→ Written exercise:
Find each line with the word "content" and say how many there are, nothing else.
____________
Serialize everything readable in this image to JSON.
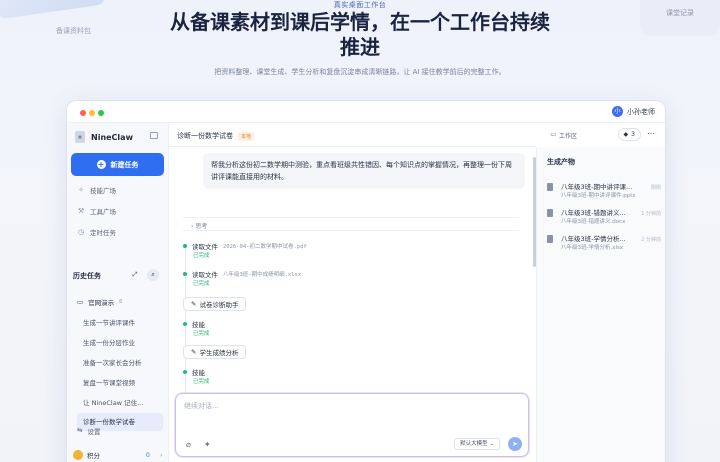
{
  "decor": {
    "left_text": "备课资料包",
    "right_text": "课堂记录"
  },
  "hero": {
    "tag": "真实桌面工作台",
    "title": "从备课素材到课后学情，在一个工作台持续推进",
    "subtitle": "把资料整理、课堂生成、学生分析和复盘沉淀串成清晰链路，让 AI 接住教学前后的完整工作。"
  },
  "user": {
    "avatar_initial": "小",
    "name": "小孙老师"
  },
  "sidebar": {
    "brand": "NineClaw",
    "new_task": "新建任务",
    "nav": [
      {
        "label": "技能广场",
        "icon": "sparkle-icon"
      },
      {
        "label": "工具广场",
        "icon": "tool-icon"
      },
      {
        "label": "定时任务",
        "icon": "clock-icon"
      }
    ],
    "history_title": "历史任务",
    "group": {
      "name": "官网演示",
      "count": "6"
    },
    "history": [
      "生成一节讲评课件",
      "生成一份分层作业",
      "准备一次家长会分析",
      "复盘一节课堂视频",
      "让 NineClaw 记住...",
      "诊断一份数学试卷"
    ],
    "settings": "设置",
    "points": {
      "label": "积分",
      "value": "0"
    }
  },
  "main": {
    "task_title": "诊断一份数学试卷",
    "task_badge": "本地",
    "workspace": "工作区",
    "count": "3",
    "user_message": "帮我分析这份初二数学期中测验，重点看班级共性错因、每个知识点的掌握情况，再整理一份下周讲评课能直接用的材料。",
    "think_label": "思考",
    "steps": [
      {
        "title": "读取文件",
        "detail": "2026-04-初二数学期中试卷.pdf",
        "status": "已完成"
      },
      {
        "title": "读取文件",
        "detail": "八年级3班-期中成绩明细.xlsx",
        "status": "已完成"
      }
    ],
    "skill1": "试卷诊断助手",
    "skill1_step": {
      "title": "技能",
      "status": "已完成"
    },
    "skill2": "学生成绩分析",
    "skill2_step": {
      "title": "技能",
      "status": "已完成"
    },
    "composer_placeholder": "继续对话...",
    "model": "默认大模型"
  },
  "outputs": {
    "title": "生成产物",
    "files": [
      {
        "name": "八年级3班-期中讲评课...",
        "meta": "八年级3班-期中讲评课件.pptx",
        "time": "刚刚"
      },
      {
        "name": "八年级3班-错题讲义...",
        "meta": "八年级3班-错题讲义.docx",
        "time": "1 分钟前"
      },
      {
        "name": "八年级3班-学情分析...",
        "meta": "八年级3班-学情分析.xlsx",
        "time": "2 分钟前"
      }
    ]
  },
  "colors": {
    "accent": "#2f6ef0",
    "success": "#2bb673",
    "badge": "#d9822b"
  }
}
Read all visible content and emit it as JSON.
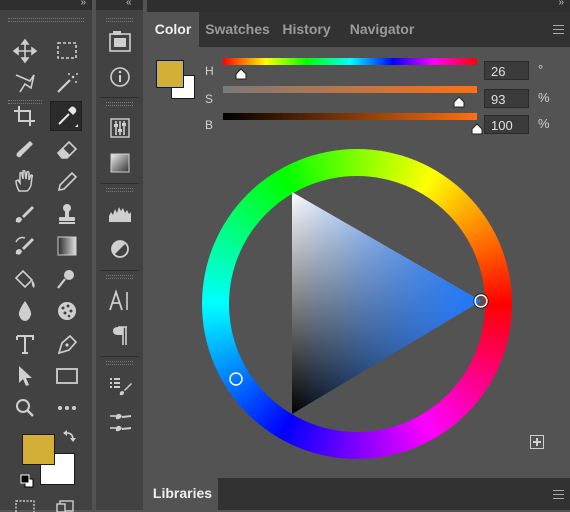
{
  "tabs": [
    {
      "label": "Color"
    },
    {
      "label": "Swatches"
    },
    {
      "label": "History"
    },
    {
      "label": "Navigator"
    }
  ],
  "sliders": [
    {
      "letter": "H",
      "value": "26",
      "unit": "°",
      "fraction": 0.072
    },
    {
      "letter": "S",
      "value": "93",
      "unit": "%",
      "fraction": 0.93
    },
    {
      "letter": "B",
      "value": "100",
      "unit": "%",
      "fraction": 1.0
    }
  ],
  "colors": {
    "foreground": "#d4af37",
    "background": "#ffffff"
  },
  "libraries": {
    "label": "Libraries"
  },
  "tools": [
    "move-tool-icon",
    "marquee-tool-icon",
    "lasso-tool-icon",
    "magic-wand-icon",
    "crop-tool-icon",
    "eyedropper-icon",
    "healing-brush-icon",
    "eraser-icon",
    "hand-tool-icon",
    "pencil-icon",
    "brush-tool-icon",
    "clone-stamp-icon",
    "history-brush-icon",
    "gradient-tool-icon",
    "paint-bucket-icon",
    "dodge-tool-icon",
    "blur-tool-icon",
    "sponge-tool-icon",
    "type-tool-icon",
    "pen-tool-icon",
    "path-selection-icon",
    "rectangle-tool-icon",
    "zoom-tool-icon",
    "more-tools-icon"
  ],
  "panel_icons": [
    "libraries-panel-icon",
    "info-panel-icon",
    "adjustments-panel-icon",
    "gradients-panel-icon",
    "histogram-panel-icon",
    "properties-panel-icon",
    "character-panel-icon",
    "paragraph-panel-icon",
    "brush-settings-icon",
    "brushes-panel-icon"
  ]
}
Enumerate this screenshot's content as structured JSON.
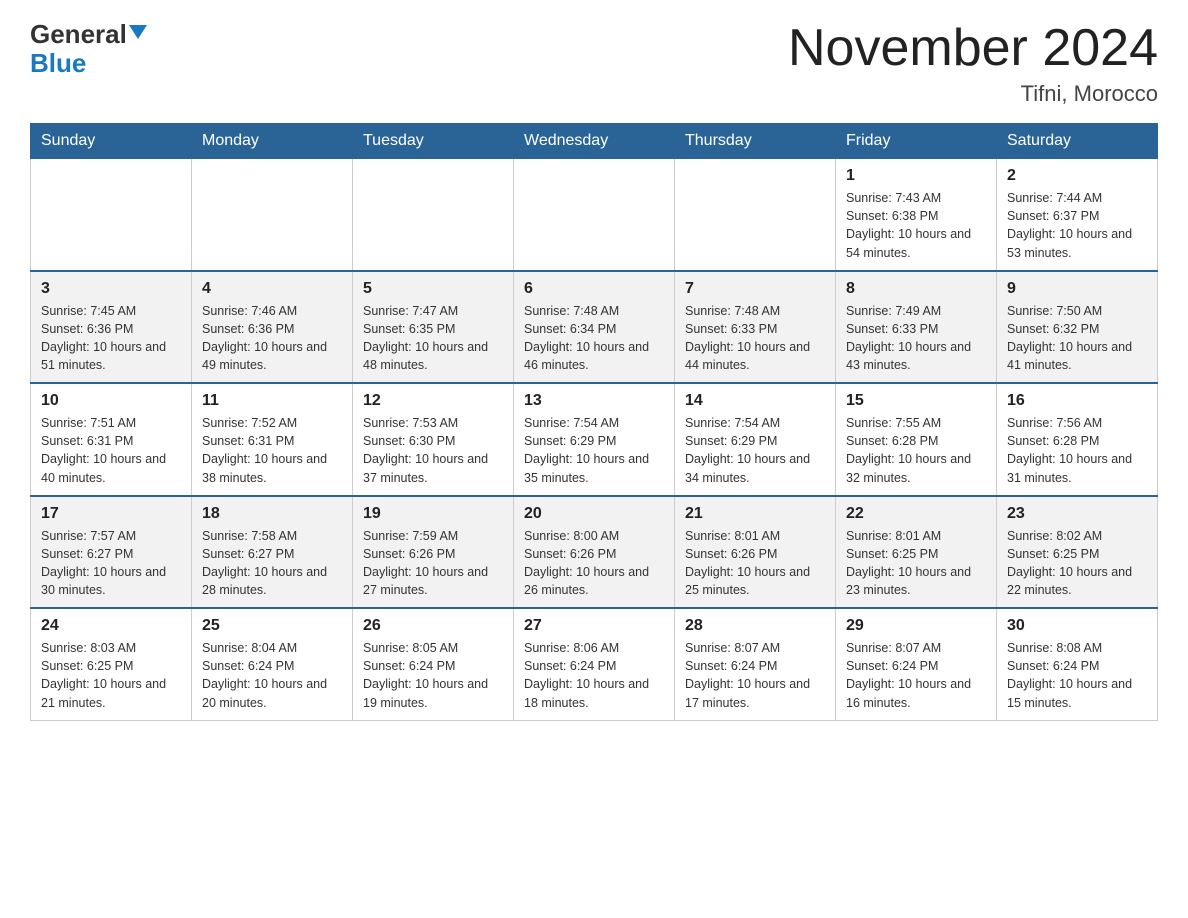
{
  "header": {
    "logo_general": "General",
    "logo_blue": "Blue",
    "month_title": "November 2024",
    "location": "Tifni, Morocco"
  },
  "days_of_week": [
    "Sunday",
    "Monday",
    "Tuesday",
    "Wednesday",
    "Thursday",
    "Friday",
    "Saturday"
  ],
  "weeks": [
    [
      {
        "day": "",
        "info": ""
      },
      {
        "day": "",
        "info": ""
      },
      {
        "day": "",
        "info": ""
      },
      {
        "day": "",
        "info": ""
      },
      {
        "day": "",
        "info": ""
      },
      {
        "day": "1",
        "info": "Sunrise: 7:43 AM\nSunset: 6:38 PM\nDaylight: 10 hours and 54 minutes."
      },
      {
        "day": "2",
        "info": "Sunrise: 7:44 AM\nSunset: 6:37 PM\nDaylight: 10 hours and 53 minutes."
      }
    ],
    [
      {
        "day": "3",
        "info": "Sunrise: 7:45 AM\nSunset: 6:36 PM\nDaylight: 10 hours and 51 minutes."
      },
      {
        "day": "4",
        "info": "Sunrise: 7:46 AM\nSunset: 6:36 PM\nDaylight: 10 hours and 49 minutes."
      },
      {
        "day": "5",
        "info": "Sunrise: 7:47 AM\nSunset: 6:35 PM\nDaylight: 10 hours and 48 minutes."
      },
      {
        "day": "6",
        "info": "Sunrise: 7:48 AM\nSunset: 6:34 PM\nDaylight: 10 hours and 46 minutes."
      },
      {
        "day": "7",
        "info": "Sunrise: 7:48 AM\nSunset: 6:33 PM\nDaylight: 10 hours and 44 minutes."
      },
      {
        "day": "8",
        "info": "Sunrise: 7:49 AM\nSunset: 6:33 PM\nDaylight: 10 hours and 43 minutes."
      },
      {
        "day": "9",
        "info": "Sunrise: 7:50 AM\nSunset: 6:32 PM\nDaylight: 10 hours and 41 minutes."
      }
    ],
    [
      {
        "day": "10",
        "info": "Sunrise: 7:51 AM\nSunset: 6:31 PM\nDaylight: 10 hours and 40 minutes."
      },
      {
        "day": "11",
        "info": "Sunrise: 7:52 AM\nSunset: 6:31 PM\nDaylight: 10 hours and 38 minutes."
      },
      {
        "day": "12",
        "info": "Sunrise: 7:53 AM\nSunset: 6:30 PM\nDaylight: 10 hours and 37 minutes."
      },
      {
        "day": "13",
        "info": "Sunrise: 7:54 AM\nSunset: 6:29 PM\nDaylight: 10 hours and 35 minutes."
      },
      {
        "day": "14",
        "info": "Sunrise: 7:54 AM\nSunset: 6:29 PM\nDaylight: 10 hours and 34 minutes."
      },
      {
        "day": "15",
        "info": "Sunrise: 7:55 AM\nSunset: 6:28 PM\nDaylight: 10 hours and 32 minutes."
      },
      {
        "day": "16",
        "info": "Sunrise: 7:56 AM\nSunset: 6:28 PM\nDaylight: 10 hours and 31 minutes."
      }
    ],
    [
      {
        "day": "17",
        "info": "Sunrise: 7:57 AM\nSunset: 6:27 PM\nDaylight: 10 hours and 30 minutes."
      },
      {
        "day": "18",
        "info": "Sunrise: 7:58 AM\nSunset: 6:27 PM\nDaylight: 10 hours and 28 minutes."
      },
      {
        "day": "19",
        "info": "Sunrise: 7:59 AM\nSunset: 6:26 PM\nDaylight: 10 hours and 27 minutes."
      },
      {
        "day": "20",
        "info": "Sunrise: 8:00 AM\nSunset: 6:26 PM\nDaylight: 10 hours and 26 minutes."
      },
      {
        "day": "21",
        "info": "Sunrise: 8:01 AM\nSunset: 6:26 PM\nDaylight: 10 hours and 25 minutes."
      },
      {
        "day": "22",
        "info": "Sunrise: 8:01 AM\nSunset: 6:25 PM\nDaylight: 10 hours and 23 minutes."
      },
      {
        "day": "23",
        "info": "Sunrise: 8:02 AM\nSunset: 6:25 PM\nDaylight: 10 hours and 22 minutes."
      }
    ],
    [
      {
        "day": "24",
        "info": "Sunrise: 8:03 AM\nSunset: 6:25 PM\nDaylight: 10 hours and 21 minutes."
      },
      {
        "day": "25",
        "info": "Sunrise: 8:04 AM\nSunset: 6:24 PM\nDaylight: 10 hours and 20 minutes."
      },
      {
        "day": "26",
        "info": "Sunrise: 8:05 AM\nSunset: 6:24 PM\nDaylight: 10 hours and 19 minutes."
      },
      {
        "day": "27",
        "info": "Sunrise: 8:06 AM\nSunset: 6:24 PM\nDaylight: 10 hours and 18 minutes."
      },
      {
        "day": "28",
        "info": "Sunrise: 8:07 AM\nSunset: 6:24 PM\nDaylight: 10 hours and 17 minutes."
      },
      {
        "day": "29",
        "info": "Sunrise: 8:07 AM\nSunset: 6:24 PM\nDaylight: 10 hours and 16 minutes."
      },
      {
        "day": "30",
        "info": "Sunrise: 8:08 AM\nSunset: 6:24 PM\nDaylight: 10 hours and 15 minutes."
      }
    ]
  ]
}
____________
→ Exercise output:
2